DATASET RECORDS:
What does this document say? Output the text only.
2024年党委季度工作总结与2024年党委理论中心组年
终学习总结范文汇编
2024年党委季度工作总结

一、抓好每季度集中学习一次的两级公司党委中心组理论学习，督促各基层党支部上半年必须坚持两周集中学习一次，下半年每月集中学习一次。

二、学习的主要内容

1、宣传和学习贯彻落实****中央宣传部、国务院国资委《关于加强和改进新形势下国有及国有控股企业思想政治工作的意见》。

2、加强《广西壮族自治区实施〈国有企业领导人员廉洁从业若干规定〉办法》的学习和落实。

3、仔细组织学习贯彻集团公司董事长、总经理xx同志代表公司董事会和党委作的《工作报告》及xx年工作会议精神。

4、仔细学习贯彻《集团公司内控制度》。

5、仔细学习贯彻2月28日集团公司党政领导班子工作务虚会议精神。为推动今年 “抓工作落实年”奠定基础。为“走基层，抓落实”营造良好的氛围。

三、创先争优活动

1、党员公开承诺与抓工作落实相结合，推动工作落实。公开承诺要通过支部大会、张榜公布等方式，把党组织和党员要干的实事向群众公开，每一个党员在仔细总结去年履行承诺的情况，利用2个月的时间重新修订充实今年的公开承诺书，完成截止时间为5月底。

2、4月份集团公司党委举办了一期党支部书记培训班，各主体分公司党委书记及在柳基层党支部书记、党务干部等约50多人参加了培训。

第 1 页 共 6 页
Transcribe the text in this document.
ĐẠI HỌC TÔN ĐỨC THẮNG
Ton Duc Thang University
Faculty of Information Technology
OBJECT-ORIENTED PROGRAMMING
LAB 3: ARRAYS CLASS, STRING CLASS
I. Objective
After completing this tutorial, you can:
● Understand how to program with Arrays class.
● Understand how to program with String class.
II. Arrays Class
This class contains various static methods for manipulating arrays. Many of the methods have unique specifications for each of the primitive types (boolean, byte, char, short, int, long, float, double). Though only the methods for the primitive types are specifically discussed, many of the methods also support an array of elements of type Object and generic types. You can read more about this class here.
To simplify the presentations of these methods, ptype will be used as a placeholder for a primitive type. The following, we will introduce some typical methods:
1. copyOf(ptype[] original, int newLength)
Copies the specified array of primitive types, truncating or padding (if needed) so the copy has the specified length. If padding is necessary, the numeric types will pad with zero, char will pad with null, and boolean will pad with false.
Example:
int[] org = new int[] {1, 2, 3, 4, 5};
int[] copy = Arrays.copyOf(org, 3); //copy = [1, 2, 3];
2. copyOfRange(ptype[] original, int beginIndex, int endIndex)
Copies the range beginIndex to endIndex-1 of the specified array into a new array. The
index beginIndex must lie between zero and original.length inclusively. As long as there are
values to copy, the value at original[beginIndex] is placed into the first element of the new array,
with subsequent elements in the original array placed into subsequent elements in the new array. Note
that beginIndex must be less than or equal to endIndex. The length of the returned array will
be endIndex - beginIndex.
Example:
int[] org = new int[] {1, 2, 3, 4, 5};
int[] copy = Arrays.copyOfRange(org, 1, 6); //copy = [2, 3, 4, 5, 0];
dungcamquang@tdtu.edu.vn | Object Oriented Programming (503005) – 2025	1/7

JOB: Output the complete data exactly as written.

TASK RESPONSE:
What does this document say? Output the text only.
2024年党委季度工作总结与2024年党委理论中心组年
终学习总结范文汇编
2024年党委季度工作总结

一、抓好每季度集中学习一次的两级公司党委中心组理论学习，督促各基层党支部上半年必须坚持两周集中学习一次，下半年每月集中学习一次。

二、学习的主要内容

1、宣传和学习贯彻落实****中央宣传部、国务院国资委《关于加强和改进新形势下国有及国有控股企业思想政治工作的意见》。

2、加强《广西壮族自治区实施〈国有企业领导人员廉洁从业若干规定〉办法》的学习和落实。

3、仔细组织学习贯彻集团公司董事长、总经理xx同志代表公司董事会和党委作的《工作报告》及xx年工作会议精神。

4、仔细学习贯彻《集团公司内控制度》。

5、仔细学习贯彻2月28日集团公司党政领导班子工作务虚会议精神。为推动今年 “抓工作落实年”奠定基础。为“走基层，抓落实”营造良好的氛围。

三、创先争优活动

1、党员公开承诺与抓工作落实相结合，推动工作落实。公开承诺要通过支部大会、张榜公布等方式，把党组织和党员要干的实事向群众公开，每一个党员在仔细总结去年履行承诺的情况，利用2个月的时间重新修订充实今年的公开承诺书，完成截止时间为5月底。

2、4月份集团公司党委举办了一期党支部书记培训班，各主体分公司党委书记及在柳基层党支部书记、党务干部等约50多人参加了培训。

第 1 页 共 6 页
Transcribe the text in this document.
ĐẠI HỌC TÔN ĐỨC THẮNG
Ton Duc Thang University
Faculty of Information Technology
OBJECT-ORIENTED PROGRAMMING
LAB 3: ARRAYS CLASS, STRING CLASS
I. Objective
After completing this tutorial, you can:
● Understand how to program with Arrays class.
● Understand how to program with String class.
II. Arrays Class
This class contains various static methods for manipulating arrays. Many of the methods have unique specifications for each of the primitive types (boolean, byte, char, short, int, long, float, double). Though only the methods for the primitive types are specifically discussed, many of the methods also support an array of elements of type Object and generic types. You can read more about this class here.
To simplify the presentations of these methods, ptype will be used as a placeholder for a primitive type. The following, we will introduce some typical methods:
1. copyOf(ptype[] original, int newLength)
Copies the specified array of primitive types, truncating or padding (if needed) so the copy has the specified length. If padding is necessary, the numeric types will pad with zero, char will pad with null, and boolean will pad with false.
Example:
int[] org = new int[] {1, 2, 3, 4, 5};
int[] copy = Arrays.copyOf(org, 3); //copy = [1, 2, 3];
2. copyOfRange(ptype[] original, int beginIndex, int endIndex)
Copies the range beginIndex to endIndex-1 of the specified array into a new array. The
index beginIndex must lie between zero and original.length inclusively. As long as there are
values to copy, the value at original[beginIndex] is placed into the first element of the new array,
with subsequent elements in the original array placed into subsequent elements in the new array. Note
that beginIndex must be less than or equal to endIndex. The length of the returned array will
be endIndex - beginIndex.
Example:
int[] org = new int[] {1, 2, 3, 4, 5};
int[] copy = Arrays.copyOfRange(org, 1, 6); //copy = [2, 3, 4, 5, 0];
dungcamquang@tdtu.edu.vn | Object Oriented Programming (503005) – 2025	1/7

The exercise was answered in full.